Extracted records:
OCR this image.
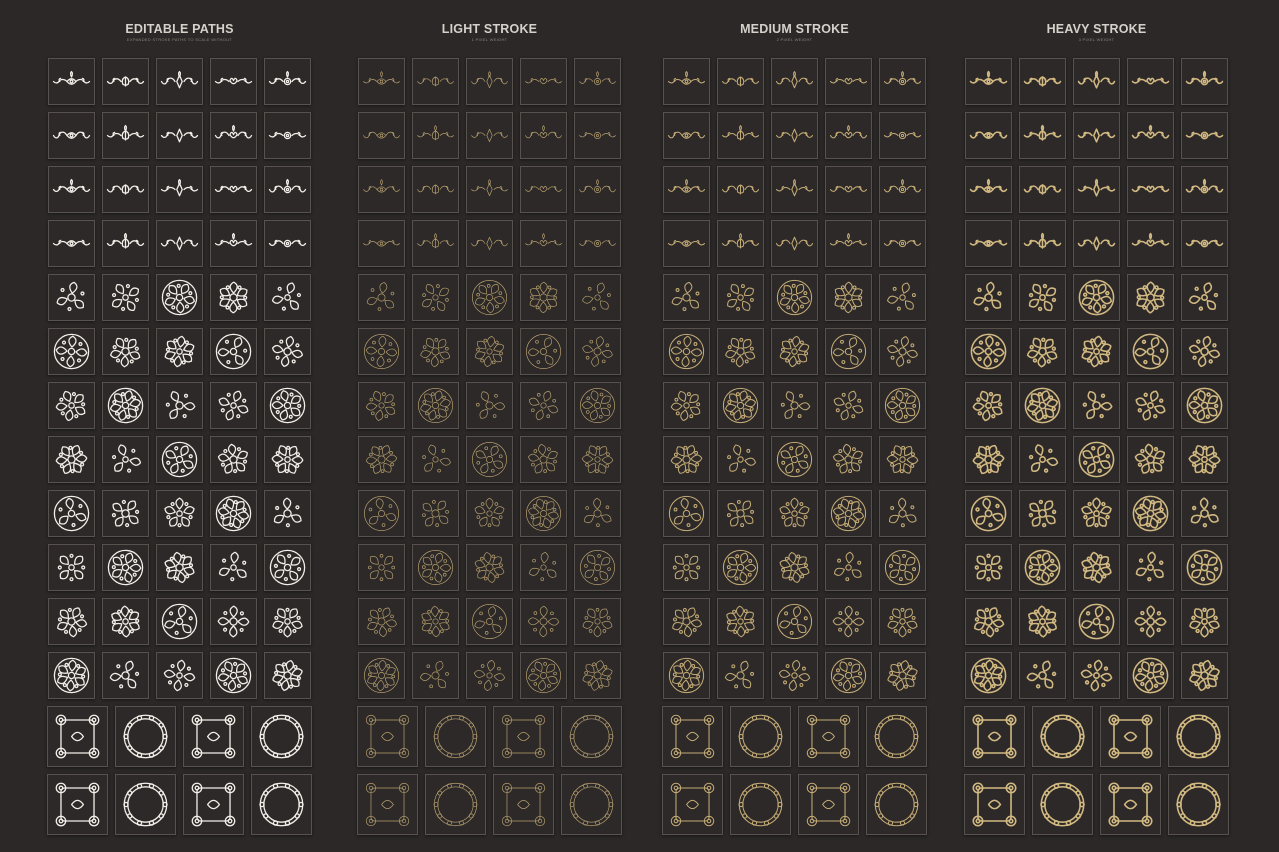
EDITABLE PATHS
EXPANDED STROKE PATHS TO SCALE WITHOUT
LIGHT STROKE
1 PIXEL WEIGHT
MEDIUM STROKE
2 PIXEL WEIGHT
HEAVY STROKE
3 PIXEL WEIGHT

Stated task.
Output all of the data exactly as it stands, minus any images.

Task answer.
OCR this image.
EDITABLE PATHS
EXPANDED STROKE PATHS TO SCALE WITHOUT
LIGHT STROKE
1 PIXEL WEIGHT
MEDIUM STROKE
2 PIXEL WEIGHT
HEAVY STROKE
3 PIXEL WEIGHT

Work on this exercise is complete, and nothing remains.